Aim of the exercise -
Omit all images. Transcribe the rest of the material below exactly.

>>>

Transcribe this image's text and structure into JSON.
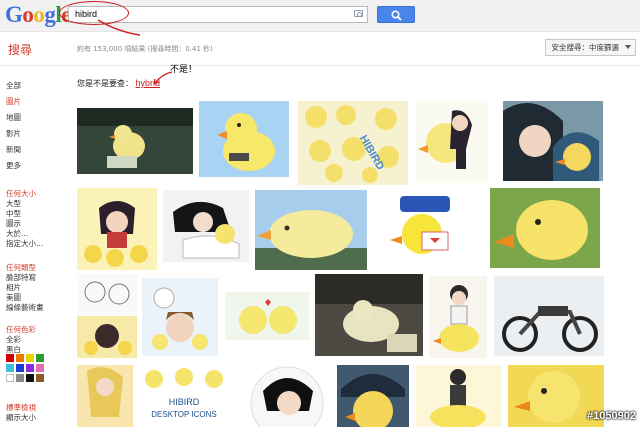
{
  "header": {
    "logo_parts": [
      "G",
      "o",
      "o",
      "g",
      "l",
      "e"
    ],
    "query": "hibird"
  },
  "toolbar": {
    "heading": "搜尋",
    "stats": "約有 153,000 項結果 (搜尋時間：0.41 秒)",
    "safesearch": "安全搜尋：中度篩選"
  },
  "sidebar": {
    "nav": [
      "全部",
      "圖片",
      "地圖",
      "影片",
      "新聞",
      "更多"
    ],
    "active_index": 1,
    "size_heading": "任何大小",
    "size_items": [
      "大型",
      "中型",
      "圖示",
      "大於...",
      "指定大小..."
    ],
    "type_heading": "任何類型",
    "type_items": [
      "臉部特寫",
      "相片",
      "美圖",
      "線條藝術畫"
    ],
    "color_heading": "任何色彩",
    "color_items": [
      "全彩",
      "黑白"
    ],
    "swatch_colors": [
      "#cc0000",
      "#f07800",
      "#e6d500",
      "#2e9c32",
      "#3fbfd9",
      "#1b3fd0",
      "#8a2be2",
      "#e66bb5",
      "#ffffff",
      "#888888",
      "#111111",
      "#8b5a2b"
    ],
    "view_heading": "標準檢視",
    "view_items": [
      "顯示大小"
    ]
  },
  "results": {
    "did_you_mean_label": "您是不是要查：",
    "did_you_mean_link": "hybrid",
    "annotation_note": "不是！"
  },
  "thumbs": {
    "desktop_icons_line1": "HIBIRD",
    "desktop_icons_line2": "DESKTOP ICONS",
    "hibird_logo": "HIBIRD",
    "watermark": "#1050902"
  }
}
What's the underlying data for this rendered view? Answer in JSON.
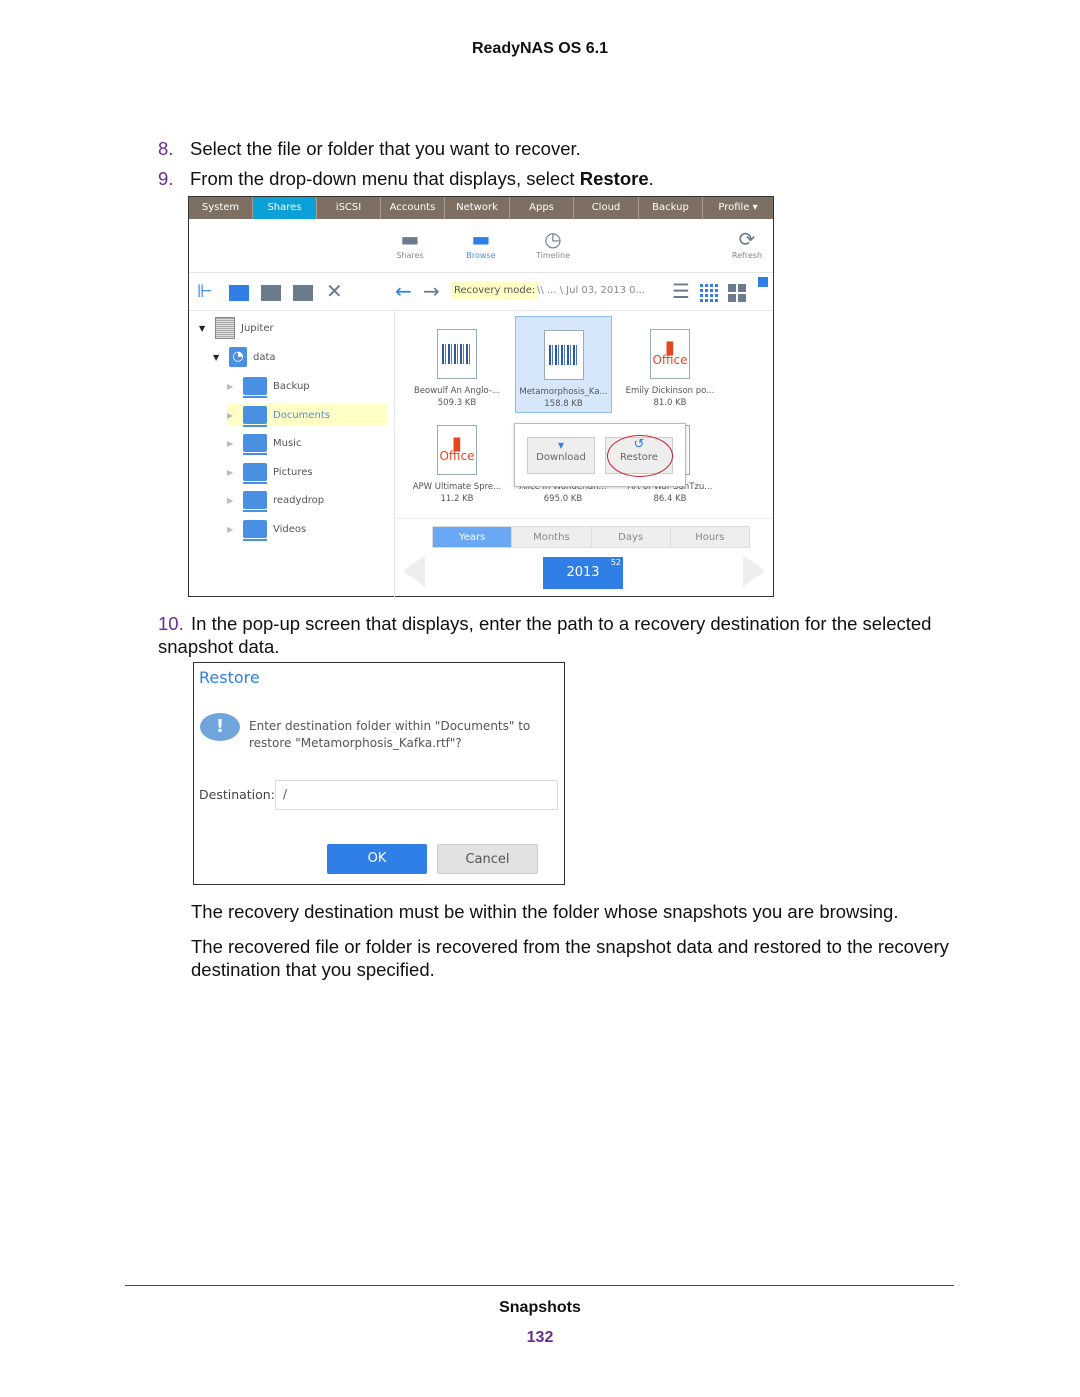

<<<

Exercise answer -
Transcribe this image's text and structure into JSON.
{
  "header": {
    "logo_parts": [
      "G",
      "o",
      "o",
      "g",
      "l",
      "e"
    ],
    "query": "hibird"
  },
  "toolbar": {
    "heading": "搜尋",
    "stats": "約有 153,000 項結果 (搜尋時間：0.41 秒)",
    "safesearch": "安全搜尋：中度篩選"
  },
  "sidebar": {
    "nav": [
      "全部",
      "圖片",
      "地圖",
      "影片",
      "新聞",
      "更多"
    ],
    "active_index": 1,
    "size_heading": "任何大小",
    "size_items": [
      "大型",
      "中型",
      "圖示",
      "大於...",
      "指定大小..."
    ],
    "type_heading": "任何類型",
    "type_items": [
      "臉部特寫",
      "相片",
      "美圖",
      "線條藝術畫"
    ],
    "color_heading": "任何色彩",
    "color_items": [
      "全彩",
      "黑白"
    ],
    "swatch_colors": [
      "#cc0000",
      "#f07800",
      "#e6d500",
      "#2e9c32",
      "#3fbfd9",
      "#1b3fd0",
      "#8a2be2",
      "#e66bb5",
      "#ffffff",
      "#888888",
      "#111111",
      "#8b5a2b"
    ],
    "view_heading": "標準檢視",
    "view_items": [
      "顯示大小"
    ]
  },
  "results": {
    "did_you_mean_label": "您是不是要查：",
    "did_you_mean_link": "hybrid",
    "annotation_note": "不是！"
  },
  "thumbs": {
    "desktop_icons_line1": "HIBIRD",
    "desktop_icons_line2": "DESKTOP ICONS",
    "hibird_logo": "HIBIRD",
    "watermark": "#1050902"
  }
}
What's the underlying data for this rendered view? Answer in JSON.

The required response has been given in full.